— Material to process —
______________________________

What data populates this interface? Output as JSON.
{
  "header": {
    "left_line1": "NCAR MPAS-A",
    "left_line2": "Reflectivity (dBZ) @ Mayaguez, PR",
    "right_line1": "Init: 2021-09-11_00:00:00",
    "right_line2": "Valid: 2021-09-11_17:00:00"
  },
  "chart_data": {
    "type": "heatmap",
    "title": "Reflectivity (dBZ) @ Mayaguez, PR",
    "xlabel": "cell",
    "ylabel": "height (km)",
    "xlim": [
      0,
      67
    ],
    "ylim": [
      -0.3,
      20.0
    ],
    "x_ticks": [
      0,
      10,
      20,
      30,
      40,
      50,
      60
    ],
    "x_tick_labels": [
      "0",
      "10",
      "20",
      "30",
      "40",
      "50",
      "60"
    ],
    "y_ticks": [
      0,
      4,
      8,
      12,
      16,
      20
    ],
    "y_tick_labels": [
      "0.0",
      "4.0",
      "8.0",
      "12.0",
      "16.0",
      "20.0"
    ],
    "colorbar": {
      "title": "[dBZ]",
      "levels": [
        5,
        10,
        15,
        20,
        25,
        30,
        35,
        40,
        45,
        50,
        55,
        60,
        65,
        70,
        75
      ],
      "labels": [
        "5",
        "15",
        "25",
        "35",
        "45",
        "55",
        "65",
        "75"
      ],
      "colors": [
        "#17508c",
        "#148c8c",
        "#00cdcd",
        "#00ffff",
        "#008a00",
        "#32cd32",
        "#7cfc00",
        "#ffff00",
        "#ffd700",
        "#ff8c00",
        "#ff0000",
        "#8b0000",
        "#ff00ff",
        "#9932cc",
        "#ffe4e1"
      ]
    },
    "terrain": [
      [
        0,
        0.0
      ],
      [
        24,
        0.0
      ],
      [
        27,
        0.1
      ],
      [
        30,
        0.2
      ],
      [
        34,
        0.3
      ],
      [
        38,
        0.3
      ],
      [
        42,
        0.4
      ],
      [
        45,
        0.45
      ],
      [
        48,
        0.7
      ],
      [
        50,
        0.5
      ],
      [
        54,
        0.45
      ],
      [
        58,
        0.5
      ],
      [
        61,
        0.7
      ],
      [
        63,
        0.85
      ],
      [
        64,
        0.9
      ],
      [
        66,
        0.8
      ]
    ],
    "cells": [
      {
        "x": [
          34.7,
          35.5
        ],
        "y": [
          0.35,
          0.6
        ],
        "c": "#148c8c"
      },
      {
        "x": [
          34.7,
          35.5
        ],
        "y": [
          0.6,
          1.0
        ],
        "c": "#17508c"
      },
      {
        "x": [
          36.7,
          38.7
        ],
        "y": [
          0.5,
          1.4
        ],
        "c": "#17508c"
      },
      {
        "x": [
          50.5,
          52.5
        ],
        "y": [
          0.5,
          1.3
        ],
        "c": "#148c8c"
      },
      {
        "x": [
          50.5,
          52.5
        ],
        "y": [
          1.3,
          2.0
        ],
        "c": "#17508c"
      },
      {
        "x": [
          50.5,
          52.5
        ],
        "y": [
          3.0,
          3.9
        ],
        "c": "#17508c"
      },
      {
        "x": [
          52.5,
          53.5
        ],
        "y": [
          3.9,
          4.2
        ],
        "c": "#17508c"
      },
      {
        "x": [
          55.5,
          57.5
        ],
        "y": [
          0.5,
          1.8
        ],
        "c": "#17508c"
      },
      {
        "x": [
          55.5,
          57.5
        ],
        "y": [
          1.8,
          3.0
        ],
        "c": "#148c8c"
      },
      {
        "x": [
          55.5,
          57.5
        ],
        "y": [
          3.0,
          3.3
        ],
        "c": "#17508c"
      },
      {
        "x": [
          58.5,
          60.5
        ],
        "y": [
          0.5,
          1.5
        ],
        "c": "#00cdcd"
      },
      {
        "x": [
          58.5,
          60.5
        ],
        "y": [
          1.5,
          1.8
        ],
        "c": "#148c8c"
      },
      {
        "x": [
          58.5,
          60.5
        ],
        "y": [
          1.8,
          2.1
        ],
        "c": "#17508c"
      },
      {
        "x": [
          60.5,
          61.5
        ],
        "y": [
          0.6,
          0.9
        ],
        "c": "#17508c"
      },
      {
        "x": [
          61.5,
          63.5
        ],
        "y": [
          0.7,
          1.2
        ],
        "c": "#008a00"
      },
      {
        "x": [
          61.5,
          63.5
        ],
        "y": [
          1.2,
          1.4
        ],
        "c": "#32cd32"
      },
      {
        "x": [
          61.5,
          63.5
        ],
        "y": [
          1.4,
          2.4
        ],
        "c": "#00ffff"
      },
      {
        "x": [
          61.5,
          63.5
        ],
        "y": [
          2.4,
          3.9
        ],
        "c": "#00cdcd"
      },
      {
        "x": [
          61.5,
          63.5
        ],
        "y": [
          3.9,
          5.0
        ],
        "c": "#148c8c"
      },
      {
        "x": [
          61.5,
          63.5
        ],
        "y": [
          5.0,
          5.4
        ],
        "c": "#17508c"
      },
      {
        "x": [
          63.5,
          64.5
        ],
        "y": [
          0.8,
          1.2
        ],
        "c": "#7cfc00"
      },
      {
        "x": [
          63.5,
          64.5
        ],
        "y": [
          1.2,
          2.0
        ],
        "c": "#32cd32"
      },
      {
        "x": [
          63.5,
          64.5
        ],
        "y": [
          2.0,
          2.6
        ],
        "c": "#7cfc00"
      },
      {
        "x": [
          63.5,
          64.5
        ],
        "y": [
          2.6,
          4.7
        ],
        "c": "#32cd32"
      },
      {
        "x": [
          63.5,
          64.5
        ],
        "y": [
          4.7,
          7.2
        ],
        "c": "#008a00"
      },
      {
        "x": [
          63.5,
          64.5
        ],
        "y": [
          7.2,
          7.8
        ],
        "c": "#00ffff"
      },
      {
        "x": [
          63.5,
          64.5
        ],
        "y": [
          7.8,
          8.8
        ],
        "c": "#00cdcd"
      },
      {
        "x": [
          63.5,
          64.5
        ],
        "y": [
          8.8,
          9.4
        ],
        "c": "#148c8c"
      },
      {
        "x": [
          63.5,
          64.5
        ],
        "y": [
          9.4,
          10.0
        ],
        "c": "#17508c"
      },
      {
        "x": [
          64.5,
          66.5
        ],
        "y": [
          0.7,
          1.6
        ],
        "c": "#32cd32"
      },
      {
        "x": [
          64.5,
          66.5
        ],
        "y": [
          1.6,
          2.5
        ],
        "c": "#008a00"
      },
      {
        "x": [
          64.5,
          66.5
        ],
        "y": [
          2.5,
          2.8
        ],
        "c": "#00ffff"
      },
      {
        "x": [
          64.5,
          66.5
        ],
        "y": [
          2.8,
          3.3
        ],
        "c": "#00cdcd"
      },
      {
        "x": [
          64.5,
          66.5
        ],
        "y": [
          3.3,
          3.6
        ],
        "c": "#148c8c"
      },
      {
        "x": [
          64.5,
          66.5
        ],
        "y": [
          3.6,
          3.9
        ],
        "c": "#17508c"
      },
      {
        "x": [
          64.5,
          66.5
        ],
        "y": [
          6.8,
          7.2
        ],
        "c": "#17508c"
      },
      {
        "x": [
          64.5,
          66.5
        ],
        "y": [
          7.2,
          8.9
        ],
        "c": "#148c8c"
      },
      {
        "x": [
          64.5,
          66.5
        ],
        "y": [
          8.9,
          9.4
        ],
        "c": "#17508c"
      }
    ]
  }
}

______________________________

— Problem to work on —
Repeat the entries exactly, all of them.

— Result below —
What data populates this interface? Output as JSON.
{
  "header": {
    "left_line1": "NCAR MPAS-A",
    "left_line2": "Reflectivity (dBZ) @ Mayaguez, PR",
    "right_line1": "Init: 2021-09-11_00:00:00",
    "right_line2": "Valid: 2021-09-11_17:00:00"
  },
  "chart_data": {
    "type": "heatmap",
    "title": "Reflectivity (dBZ) @ Mayaguez, PR",
    "xlabel": "cell",
    "ylabel": "height (km)",
    "xlim": [
      0,
      67
    ],
    "ylim": [
      -0.3,
      20.0
    ],
    "x_ticks": [
      0,
      10,
      20,
      30,
      40,
      50,
      60
    ],
    "x_tick_labels": [
      "0",
      "10",
      "20",
      "30",
      "40",
      "50",
      "60"
    ],
    "y_ticks": [
      0,
      4,
      8,
      12,
      16,
      20
    ],
    "y_tick_labels": [
      "0.0",
      "4.0",
      "8.0",
      "12.0",
      "16.0",
      "20.0"
    ],
    "colorbar": {
      "title": "[dBZ]",
      "levels": [
        5,
        10,
        15,
        20,
        25,
        30,
        35,
        40,
        45,
        50,
        55,
        60,
        65,
        70,
        75
      ],
      "labels": [
        "5",
        "15",
        "25",
        "35",
        "45",
        "55",
        "65",
        "75"
      ],
      "colors": [
        "#17508c",
        "#148c8c",
        "#00cdcd",
        "#00ffff",
        "#008a00",
        "#32cd32",
        "#7cfc00",
        "#ffff00",
        "#ffd700",
        "#ff8c00",
        "#ff0000",
        "#8b0000",
        "#ff00ff",
        "#9932cc",
        "#ffe4e1"
      ]
    },
    "terrain": [
      [
        0,
        0.0
      ],
      [
        24,
        0.0
      ],
      [
        27,
        0.1
      ],
      [
        30,
        0.2
      ],
      [
        34,
        0.3
      ],
      [
        38,
        0.3
      ],
      [
        42,
        0.4
      ],
      [
        45,
        0.45
      ],
      [
        48,
        0.7
      ],
      [
        50,
        0.5
      ],
      [
        54,
        0.45
      ],
      [
        58,
        0.5
      ],
      [
        61,
        0.7
      ],
      [
        63,
        0.85
      ],
      [
        64,
        0.9
      ],
      [
        66,
        0.8
      ]
    ],
    "cells": [
      {
        "x": [
          34.7,
          35.5
        ],
        "y": [
          0.35,
          0.6
        ],
        "c": "#148c8c"
      },
      {
        "x": [
          34.7,
          35.5
        ],
        "y": [
          0.6,
          1.0
        ],
        "c": "#17508c"
      },
      {
        "x": [
          36.7,
          38.7
        ],
        "y": [
          0.5,
          1.4
        ],
        "c": "#17508c"
      },
      {
        "x": [
          50.5,
          52.5
        ],
        "y": [
          0.5,
          1.3
        ],
        "c": "#148c8c"
      },
      {
        "x": [
          50.5,
          52.5
        ],
        "y": [
          1.3,
          2.0
        ],
        "c": "#17508c"
      },
      {
        "x": [
          50.5,
          52.5
        ],
        "y": [
          3.0,
          3.9
        ],
        "c": "#17508c"
      },
      {
        "x": [
          52.5,
          53.5
        ],
        "y": [
          3.9,
          4.2
        ],
        "c": "#17508c"
      },
      {
        "x": [
          55.5,
          57.5
        ],
        "y": [
          0.5,
          1.8
        ],
        "c": "#17508c"
      },
      {
        "x": [
          55.5,
          57.5
        ],
        "y": [
          1.8,
          3.0
        ],
        "c": "#148c8c"
      },
      {
        "x": [
          55.5,
          57.5
        ],
        "y": [
          3.0,
          3.3
        ],
        "c": "#17508c"
      },
      {
        "x": [
          58.5,
          60.5
        ],
        "y": [
          0.5,
          1.5
        ],
        "c": "#00cdcd"
      },
      {
        "x": [
          58.5,
          60.5
        ],
        "y": [
          1.5,
          1.8
        ],
        "c": "#148c8c"
      },
      {
        "x": [
          58.5,
          60.5
        ],
        "y": [
          1.8,
          2.1
        ],
        "c": "#17508c"
      },
      {
        "x": [
          60.5,
          61.5
        ],
        "y": [
          0.6,
          0.9
        ],
        "c": "#17508c"
      },
      {
        "x": [
          61.5,
          63.5
        ],
        "y": [
          0.7,
          1.2
        ],
        "c": "#008a00"
      },
      {
        "x": [
          61.5,
          63.5
        ],
        "y": [
          1.2,
          1.4
        ],
        "c": "#32cd32"
      },
      {
        "x": [
          61.5,
          63.5
        ],
        "y": [
          1.4,
          2.4
        ],
        "c": "#00ffff"
      },
      {
        "x": [
          61.5,
          63.5
        ],
        "y": [
          2.4,
          3.9
        ],
        "c": "#00cdcd"
      },
      {
        "x": [
          61.5,
          63.5
        ],
        "y": [
          3.9,
          5.0
        ],
        "c": "#148c8c"
      },
      {
        "x": [
          61.5,
          63.5
        ],
        "y": [
          5.0,
          5.4
        ],
        "c": "#17508c"
      },
      {
        "x": [
          63.5,
          64.5
        ],
        "y": [
          0.8,
          1.2
        ],
        "c": "#7cfc00"
      },
      {
        "x": [
          63.5,
          64.5
        ],
        "y": [
          1.2,
          2.0
        ],
        "c": "#32cd32"
      },
      {
        "x": [
          63.5,
          64.5
        ],
        "y": [
          2.0,
          2.6
        ],
        "c": "#7cfc00"
      },
      {
        "x": [
          63.5,
          64.5
        ],
        "y": [
          2.6,
          4.7
        ],
        "c": "#32cd32"
      },
      {
        "x": [
          63.5,
          64.5
        ],
        "y": [
          4.7,
          7.2
        ],
        "c": "#008a00"
      },
      {
        "x": [
          63.5,
          64.5
        ],
        "y": [
          7.2,
          7.8
        ],
        "c": "#00ffff"
      },
      {
        "x": [
          63.5,
          64.5
        ],
        "y": [
          7.8,
          8.8
        ],
        "c": "#00cdcd"
      },
      {
        "x": [
          63.5,
          64.5
        ],
        "y": [
          8.8,
          9.4
        ],
        "c": "#148c8c"
      },
      {
        "x": [
          63.5,
          64.5
        ],
        "y": [
          9.4,
          10.0
        ],
        "c": "#17508c"
      },
      {
        "x": [
          64.5,
          66.5
        ],
        "y": [
          0.7,
          1.6
        ],
        "c": "#32cd32"
      },
      {
        "x": [
          64.5,
          66.5
        ],
        "y": [
          1.6,
          2.5
        ],
        "c": "#008a00"
      },
      {
        "x": [
          64.5,
          66.5
        ],
        "y": [
          2.5,
          2.8
        ],
        "c": "#00ffff"
      },
      {
        "x": [
          64.5,
          66.5
        ],
        "y": [
          2.8,
          3.3
        ],
        "c": "#00cdcd"
      },
      {
        "x": [
          64.5,
          66.5
        ],
        "y": [
          3.3,
          3.6
        ],
        "c": "#148c8c"
      },
      {
        "x": [
          64.5,
          66.5
        ],
        "y": [
          3.6,
          3.9
        ],
        "c": "#17508c"
      },
      {
        "x": [
          64.5,
          66.5
        ],
        "y": [
          6.8,
          7.2
        ],
        "c": "#17508c"
      },
      {
        "x": [
          64.5,
          66.5
        ],
        "y": [
          7.2,
          8.9
        ],
        "c": "#148c8c"
      },
      {
        "x": [
          64.5,
          66.5
        ],
        "y": [
          8.9,
          9.4
        ],
        "c": "#17508c"
      }
    ]
  }
}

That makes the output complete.